Beginner’s Guide: Extract Transform Load (ETL) Playbook- Incremental load design pattern Part2
--
The intended audience of this article are IT enthusiasts and beginner-level data engineers interested in understanding some data engineering principles
In the previous post (read here), I described the various incremental data extraction design considerations, and requirements. In this article, I will continue from where I left off to explain the sample solution approach.
Example of Incremental Source Database Table Extraction to a Staging Table using ETL tool
One of the best practices when designing an incremental extraction process from a source system that involves multiple tables is to use an ETL control table.
ETL Control Table
This is the configuration table that will control and drive the ETL process. This table normally will be at the granularity of each table that needs to be extracted. Below are a couple of fields we tend to capture in the control table
a) Source Table name: This is the name of the source table that we will extract data from
b) Staging Table Name: This is the staging table we will temporarily write the incremental records extracted from the source table.

### Required work
**1)** Answer these questions from the ETL article:
(a) Who is the intended audience of the ETL article?
(b) What does the ETL article recommend using when incremental extraction involves multiple source tables?
(c) At what granularity is the control table normally kept?
**2)** Translate this sentence from the ETL article into Spanish: "One of the best practices when designing an incremental extraction process from a source system that involves multiple tables is to use an ETL control table."
**3)** Write the next part of the ETL article, starting after its last sentence.
The lines after this sentence have no connection to the ETL article.

### Raw data
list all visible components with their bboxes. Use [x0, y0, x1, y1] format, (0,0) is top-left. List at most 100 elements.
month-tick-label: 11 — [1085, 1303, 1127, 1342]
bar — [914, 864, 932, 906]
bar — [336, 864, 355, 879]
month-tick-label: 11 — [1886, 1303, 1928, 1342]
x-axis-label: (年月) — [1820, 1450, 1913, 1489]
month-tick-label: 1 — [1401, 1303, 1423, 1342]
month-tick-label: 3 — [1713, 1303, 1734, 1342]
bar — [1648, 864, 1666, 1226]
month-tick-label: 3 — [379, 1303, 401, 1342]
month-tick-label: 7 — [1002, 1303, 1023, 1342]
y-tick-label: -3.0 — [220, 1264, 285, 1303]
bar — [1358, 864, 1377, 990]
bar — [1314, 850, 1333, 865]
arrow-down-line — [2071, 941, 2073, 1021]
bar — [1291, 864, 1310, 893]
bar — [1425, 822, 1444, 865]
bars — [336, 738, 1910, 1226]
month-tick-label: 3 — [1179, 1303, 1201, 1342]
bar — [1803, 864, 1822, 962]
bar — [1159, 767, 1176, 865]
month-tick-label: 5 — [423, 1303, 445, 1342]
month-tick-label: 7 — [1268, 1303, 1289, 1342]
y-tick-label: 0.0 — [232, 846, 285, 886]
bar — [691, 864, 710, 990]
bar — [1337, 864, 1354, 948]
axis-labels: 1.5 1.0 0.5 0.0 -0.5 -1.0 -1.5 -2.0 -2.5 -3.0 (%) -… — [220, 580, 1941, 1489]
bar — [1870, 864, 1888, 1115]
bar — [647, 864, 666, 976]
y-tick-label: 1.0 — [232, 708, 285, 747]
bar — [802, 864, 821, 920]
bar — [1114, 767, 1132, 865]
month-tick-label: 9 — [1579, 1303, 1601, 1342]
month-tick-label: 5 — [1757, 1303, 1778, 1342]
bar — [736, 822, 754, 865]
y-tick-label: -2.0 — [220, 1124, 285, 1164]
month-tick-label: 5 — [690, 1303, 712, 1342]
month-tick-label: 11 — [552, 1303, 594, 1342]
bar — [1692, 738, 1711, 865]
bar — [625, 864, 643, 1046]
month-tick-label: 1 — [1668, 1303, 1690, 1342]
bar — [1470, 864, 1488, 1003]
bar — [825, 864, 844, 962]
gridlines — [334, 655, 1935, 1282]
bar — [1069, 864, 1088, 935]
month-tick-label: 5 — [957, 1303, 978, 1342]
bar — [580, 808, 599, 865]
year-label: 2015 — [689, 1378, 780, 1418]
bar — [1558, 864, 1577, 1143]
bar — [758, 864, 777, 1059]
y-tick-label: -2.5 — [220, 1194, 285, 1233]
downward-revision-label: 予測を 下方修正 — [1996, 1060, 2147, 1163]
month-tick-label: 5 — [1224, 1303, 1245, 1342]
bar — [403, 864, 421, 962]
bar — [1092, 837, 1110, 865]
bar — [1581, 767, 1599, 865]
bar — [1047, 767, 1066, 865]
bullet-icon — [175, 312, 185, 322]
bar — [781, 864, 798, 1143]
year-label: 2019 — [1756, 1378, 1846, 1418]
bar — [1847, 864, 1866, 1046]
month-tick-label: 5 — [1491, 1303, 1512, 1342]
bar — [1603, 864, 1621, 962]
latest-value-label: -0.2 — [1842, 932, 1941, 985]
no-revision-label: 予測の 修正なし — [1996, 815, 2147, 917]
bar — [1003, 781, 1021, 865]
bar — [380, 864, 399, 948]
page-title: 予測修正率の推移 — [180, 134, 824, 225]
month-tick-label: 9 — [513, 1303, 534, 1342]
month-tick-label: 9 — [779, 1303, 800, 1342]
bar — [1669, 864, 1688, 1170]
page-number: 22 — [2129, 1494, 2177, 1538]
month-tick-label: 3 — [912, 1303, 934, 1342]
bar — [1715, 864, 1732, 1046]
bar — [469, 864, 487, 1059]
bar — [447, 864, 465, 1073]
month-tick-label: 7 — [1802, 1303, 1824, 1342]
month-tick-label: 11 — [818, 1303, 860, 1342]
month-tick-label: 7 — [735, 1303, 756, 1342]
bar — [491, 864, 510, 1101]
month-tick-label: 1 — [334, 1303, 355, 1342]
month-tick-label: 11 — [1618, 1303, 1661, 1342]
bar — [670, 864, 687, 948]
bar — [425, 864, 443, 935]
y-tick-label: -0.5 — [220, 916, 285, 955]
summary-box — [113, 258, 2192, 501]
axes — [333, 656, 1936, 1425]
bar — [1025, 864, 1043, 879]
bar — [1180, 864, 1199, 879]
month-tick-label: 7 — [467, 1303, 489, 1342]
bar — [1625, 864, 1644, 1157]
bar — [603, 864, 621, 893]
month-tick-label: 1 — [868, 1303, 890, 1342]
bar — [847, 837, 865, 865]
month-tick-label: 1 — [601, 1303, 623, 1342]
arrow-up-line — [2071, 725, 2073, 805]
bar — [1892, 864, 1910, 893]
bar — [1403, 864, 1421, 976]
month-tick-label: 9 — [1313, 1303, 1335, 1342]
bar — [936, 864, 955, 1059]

### Task-by-task answers
**1)**
(a) IT enthusiasts and beginner-level data engineers interested in understanding some data engineering principles.
(b) An ETL control table.
(c) At the granularity of each table that needs to be extracted.

**2)** Una de las mejores prácticas al diseñar un proceso de extracción incremental desde un sistema de origen que involucra varias tablas es utilizar una tabla de control de ETL.

**3)**
c) Source Select Column Extraction Query: This is the list of columns we want to extract from the specific source table. This gives us flexibility and efficiency in our ETL pipeline to focus on only the data we need
d) Source Filter (Where) condition: This also helps us apply additional filter conditions to limit the data we want to extract
e) Last Extraction Begin Date: This date is used as the starting date to extract data from the source table for the current incremental load ETL process.
f) Extraction Type: This field is used to dictate if the specific table should be a Full or Incremental load. Sometimes, some tables have a small number of records that extracting the full table data every time has a negligible effect compared to an incremental extraction.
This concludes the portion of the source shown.